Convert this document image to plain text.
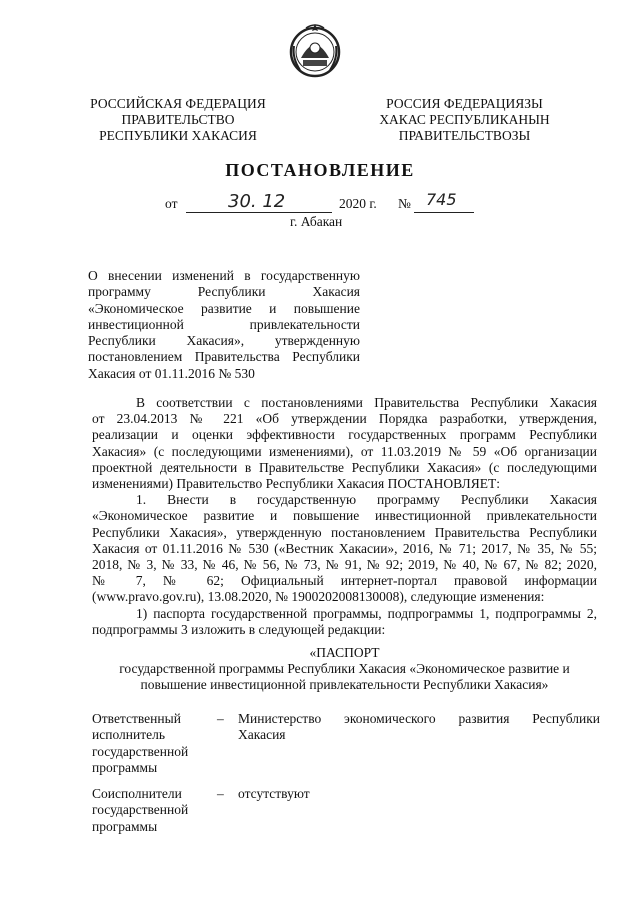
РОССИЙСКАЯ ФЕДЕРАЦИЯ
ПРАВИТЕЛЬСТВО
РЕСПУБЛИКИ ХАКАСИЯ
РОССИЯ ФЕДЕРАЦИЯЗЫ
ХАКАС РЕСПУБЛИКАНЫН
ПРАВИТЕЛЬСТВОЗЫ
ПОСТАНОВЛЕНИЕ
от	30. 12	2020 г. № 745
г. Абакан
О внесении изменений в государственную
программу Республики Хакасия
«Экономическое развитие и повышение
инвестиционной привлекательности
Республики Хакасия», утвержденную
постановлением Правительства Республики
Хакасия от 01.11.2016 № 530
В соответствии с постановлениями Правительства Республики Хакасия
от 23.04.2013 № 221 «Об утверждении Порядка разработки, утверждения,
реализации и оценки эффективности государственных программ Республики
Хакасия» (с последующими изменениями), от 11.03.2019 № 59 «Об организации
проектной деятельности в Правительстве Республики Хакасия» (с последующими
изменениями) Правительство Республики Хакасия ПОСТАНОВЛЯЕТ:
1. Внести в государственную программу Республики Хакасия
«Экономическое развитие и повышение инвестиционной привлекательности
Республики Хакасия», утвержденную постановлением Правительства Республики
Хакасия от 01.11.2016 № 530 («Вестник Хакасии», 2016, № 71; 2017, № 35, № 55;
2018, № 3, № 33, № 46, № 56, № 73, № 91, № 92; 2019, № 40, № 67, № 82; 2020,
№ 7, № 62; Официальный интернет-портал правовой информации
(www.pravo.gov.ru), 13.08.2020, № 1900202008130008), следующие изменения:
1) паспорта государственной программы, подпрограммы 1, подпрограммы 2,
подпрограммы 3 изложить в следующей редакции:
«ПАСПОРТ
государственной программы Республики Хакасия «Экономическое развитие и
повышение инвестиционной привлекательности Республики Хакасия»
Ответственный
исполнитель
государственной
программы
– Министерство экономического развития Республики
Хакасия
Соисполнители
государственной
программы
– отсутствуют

-----

▸ **Directions for this task**
The material above must be printed exactly, with its pictures left out.

▸ **Solution to this task**
Convert this document image to plain text.
РОССИЙСКАЯ ФЕДЕРАЦИЯ
ПРАВИТЕЛЬСТВО
РЕСПУБЛИКИ ХАКАСИЯ
РОССИЯ ФЕДЕРАЦИЯЗЫ
ХАКАС РЕСПУБЛИКАНЫН
ПРАВИТЕЛЬСТВОЗЫ
ПОСТАНОВЛЕНИЕ
от	30. 12	2020 г. № 745
г. Абакан
О внесении изменений в государственную
программу Республики Хакасия
«Экономическое развитие и повышение
инвестиционной привлекательности
Республики Хакасия», утвержденную
постановлением Правительства Республики
Хакасия от 01.11.2016 № 530
В соответствии с постановлениями Правительства Республики Хакасия
от 23.04.2013 № 221 «Об утверждении Порядка разработки, утверждения,
реализации и оценки эффективности государственных программ Республики
Хакасия» (с последующими изменениями), от 11.03.2019 № 59 «Об организации
проектной деятельности в Правительстве Республики Хакасия» (с последующими
изменениями) Правительство Республики Хакасия ПОСТАНОВЛЯЕТ:
1. Внести в государственную программу Республики Хакасия
«Экономическое развитие и повышение инвестиционной привлекательности
Республики Хакасия», утвержденную постановлением Правительства Республики
Хакасия от 01.11.2016 № 530 («Вестник Хакасии», 2016, № 71; 2017, № 35, № 55;
2018, № 3, № 33, № 46, № 56, № 73, № 91, № 92; 2019, № 40, № 67, № 82; 2020,
№ 7, № 62; Официальный интернет-портал правовой информации
(www.pravo.gov.ru), 13.08.2020, № 1900202008130008), следующие изменения:
1) паспорта государственной программы, подпрограммы 1, подпрограммы 2,
подпрограммы 3 изложить в следующей редакции:
«ПАСПОРТ
государственной программы Республики Хакасия «Экономическое развитие и
повышение инвестиционной привлекательности Республики Хакасия»
Ответственный
исполнитель
государственной
программы
– Министерство экономического развития Республики
Хакасия
Соисполнители
государственной
программы
– отсутствуют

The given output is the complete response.